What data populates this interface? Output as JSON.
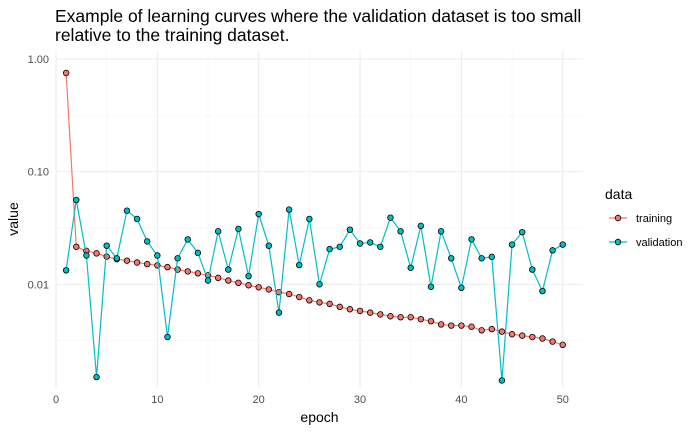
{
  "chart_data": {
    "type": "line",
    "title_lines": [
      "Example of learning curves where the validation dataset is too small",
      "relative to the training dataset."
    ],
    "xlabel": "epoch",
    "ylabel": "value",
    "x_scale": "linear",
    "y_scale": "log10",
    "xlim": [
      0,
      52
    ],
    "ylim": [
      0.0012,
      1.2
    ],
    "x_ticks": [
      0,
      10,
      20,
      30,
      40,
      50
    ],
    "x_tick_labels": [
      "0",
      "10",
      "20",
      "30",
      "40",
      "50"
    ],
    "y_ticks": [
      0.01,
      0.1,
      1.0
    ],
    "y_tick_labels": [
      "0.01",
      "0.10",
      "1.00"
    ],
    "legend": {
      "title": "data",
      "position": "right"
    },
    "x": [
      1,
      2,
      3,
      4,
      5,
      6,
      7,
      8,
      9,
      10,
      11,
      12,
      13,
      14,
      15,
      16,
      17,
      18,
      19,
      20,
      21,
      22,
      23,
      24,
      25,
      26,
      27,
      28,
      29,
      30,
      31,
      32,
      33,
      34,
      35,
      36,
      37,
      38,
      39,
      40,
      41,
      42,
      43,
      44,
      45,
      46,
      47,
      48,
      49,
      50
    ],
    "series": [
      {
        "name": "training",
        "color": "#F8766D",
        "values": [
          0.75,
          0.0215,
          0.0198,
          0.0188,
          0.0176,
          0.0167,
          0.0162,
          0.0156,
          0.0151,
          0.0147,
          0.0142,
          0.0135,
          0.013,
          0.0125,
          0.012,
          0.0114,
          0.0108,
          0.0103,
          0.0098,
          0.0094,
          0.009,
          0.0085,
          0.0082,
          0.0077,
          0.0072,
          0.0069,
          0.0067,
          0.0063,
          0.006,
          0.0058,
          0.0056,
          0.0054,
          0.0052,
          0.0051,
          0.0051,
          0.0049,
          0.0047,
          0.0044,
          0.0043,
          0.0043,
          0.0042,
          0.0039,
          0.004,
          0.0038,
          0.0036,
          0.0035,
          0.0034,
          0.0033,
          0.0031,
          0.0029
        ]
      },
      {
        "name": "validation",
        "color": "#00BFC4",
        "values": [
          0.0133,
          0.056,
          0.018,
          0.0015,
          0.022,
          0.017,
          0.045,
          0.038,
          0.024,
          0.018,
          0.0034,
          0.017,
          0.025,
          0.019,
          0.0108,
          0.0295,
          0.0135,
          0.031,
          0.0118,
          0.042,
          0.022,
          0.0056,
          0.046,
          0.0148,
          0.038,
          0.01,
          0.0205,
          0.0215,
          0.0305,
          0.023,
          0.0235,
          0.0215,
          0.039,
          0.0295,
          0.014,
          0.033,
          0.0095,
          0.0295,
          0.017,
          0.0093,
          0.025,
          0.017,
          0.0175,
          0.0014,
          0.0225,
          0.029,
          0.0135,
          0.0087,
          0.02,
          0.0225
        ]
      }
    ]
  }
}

----

(GIVEN TASK) Which lines hold the word "training"? Show each one.

(TASK OUTPUT)
      "relative to the training dataset."
        "name": "training",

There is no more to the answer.